## Source excerpt:
+++

Realtime systems are generally designed as a sequence of message interactions
between tasks. This article describes different types of task design patterns.
A simple task is composed of a single state machine handled by the only
thread in the task. Messages received by the task are dispatched to the
currently active state. In such tasks the state machine state and task state are
one. The V5.2
Call task in Xenon is a good example of a task of this type.
Here, a single task manages many state machines within a single thread of
execution. Messages received by the task are first dispatched to the appropriate
state machine. The messages are further routed to the appropriate state of the
state machine. Since the task is single threaded, the next message can be
dispatched only after the processing of the current message has been finished. The E1
Manger in Xenon exemplifies such a task.
A multi threaded manager task manages many state machines, each state machine
handled in a separate thread. Messages received by the task are first dispatched
to the appropriate thread. The message is then handled in the appropriate
thread's state machine. Here, the next message can be dispatched immediately
after dispatching the current message since the message handling is taken care
by a separate thread.
Multi Task Manager is similar to the Multi Thread Manager. The main
difference is that the managed state machines are in different tasks, thus no
data can be shared between state machines. Messages are the only means of
communication and synchronization. The V5.2
Manager task is a good example of a task of this category.
Different Task Design Patterns are compared for different attributes in the
following matrix:
| |
Simple
Task |
Single
Threaded Manager |
Multi
Threaded Manager |
Multi
Task Manager |
| Complexity |
Simple. A single state machine has
to be handled. |
More complicated as state machine
creation, deletion and message dispatching have to be managed. |
More complicated than Single
Threaded Manager as thread concurrency issues need to be addressed when
sharing data. |
Most complicated as all
communication has to be managed via messages. |
| Message
Routing |
Simple. Messages just need to be
routed to the current state's handler. |
More Complicated. Message needs to
be dispatched to the appropriate state machine object. All the state
machines share a single message queue, so the dispatching overhead will be
incurred for every message exchange |
Complicated. Initial messages need
to be dispatched to the thread handling the state machine. Subsequent
messages might be received directly by the thread. |
Most complicated. Initial messages
need to be dispatched by the task managing the state machines.

+++

## Dataset excerpt:

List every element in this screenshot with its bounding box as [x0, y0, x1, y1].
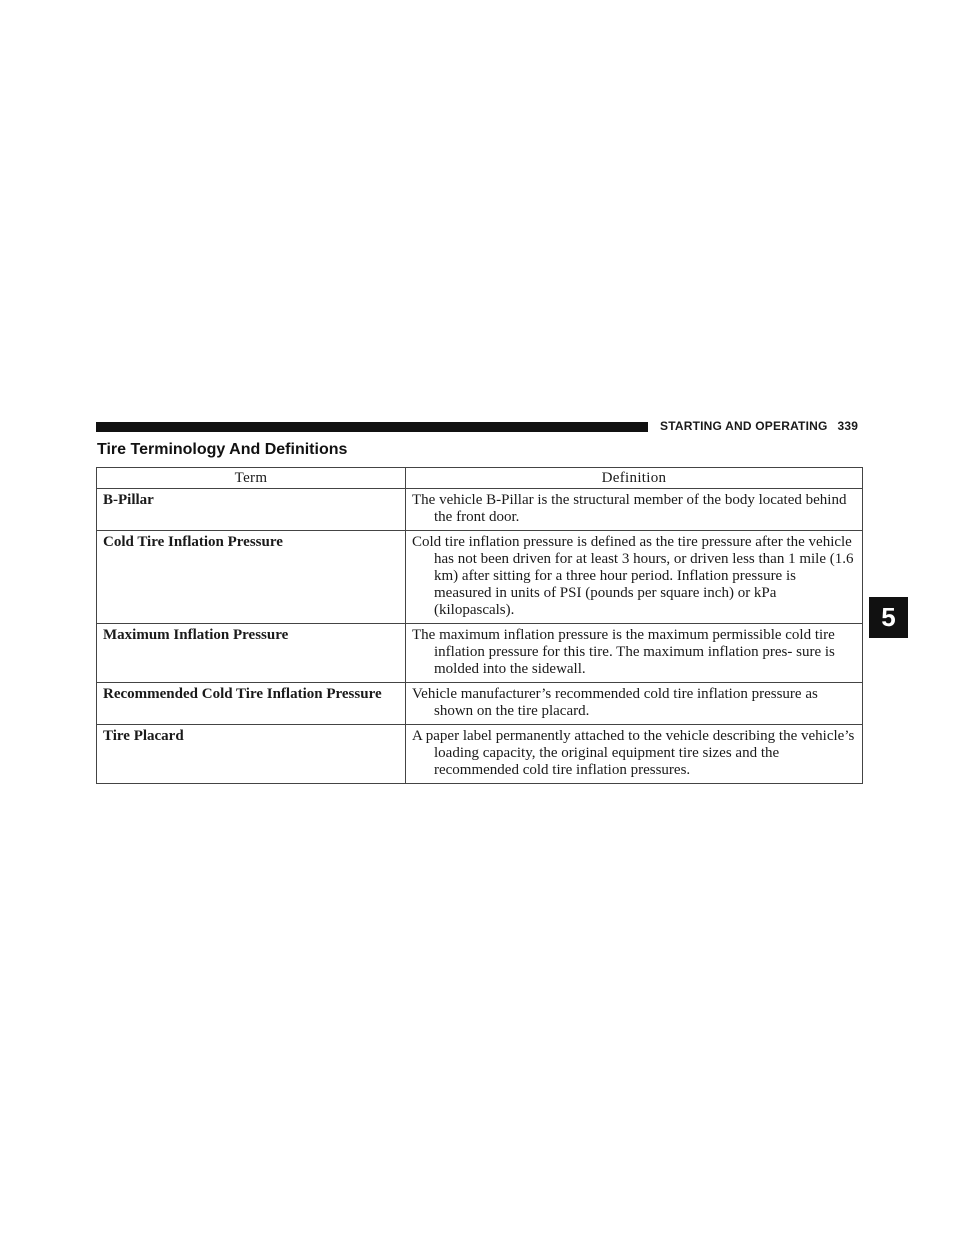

+++

## Written request A:
Answer these from the text on task design patterns:
(i) In a simple task, what is said about the state machine state and the task state?
(ii) In a single threaded manager, when can the next message be dispatched?
(iii) In a multi task manager, what are the only means of communication and synchronization?
## Written request B:
Rewrite the stretch of the text on task design patterns from "Realtime systems are" through "task design patterns.", swapping "message interactions" for "message exchanges".
## Written request C:
Write the next part of the text on task design patterns, picking up after its last sentence.

## Task answer A:
(i) They are one.
(ii) Only after the processing of the current message has been finished.
(iii) Messages.

## Task answer B:
Realtime systems are generally designed as a sequence of message exchanges
between tasks. This article describes different types of task design patterns.

## Task answer C:
Subsequent messages will be received directly by the task. |
| Heap
and Stack |
A single heap and stack is used. |
All state machines share a single
heap and stack. |
All state machine threads share a
single heap. Each thread has its own stack. |
All state machine tasks have their
own stack and heap. |
| Reliability |
Reliable. Heap and stack are not
shared. |
Low Reliability. Crash in a single
state machine will cause the entire task to crash. Stack and heap
corruption will affect all state machines. |
Medium Reliability. Crash in a
single state machine thread will have minimal impact on other threads.
Corruption of a thread's stack will only impact that thread. Heap
corruption, overflow however will impact the complete task. Memory wild
writes by one state machine can impact the complete task. |
High Reliability. Each state
machine has its own stack and heap. Memory wild writes in one task will
have no impact on the other task. |
| Means
of Communication |
Messaging and memory access. |
Messaging and memory access. |
Messaging and memory access.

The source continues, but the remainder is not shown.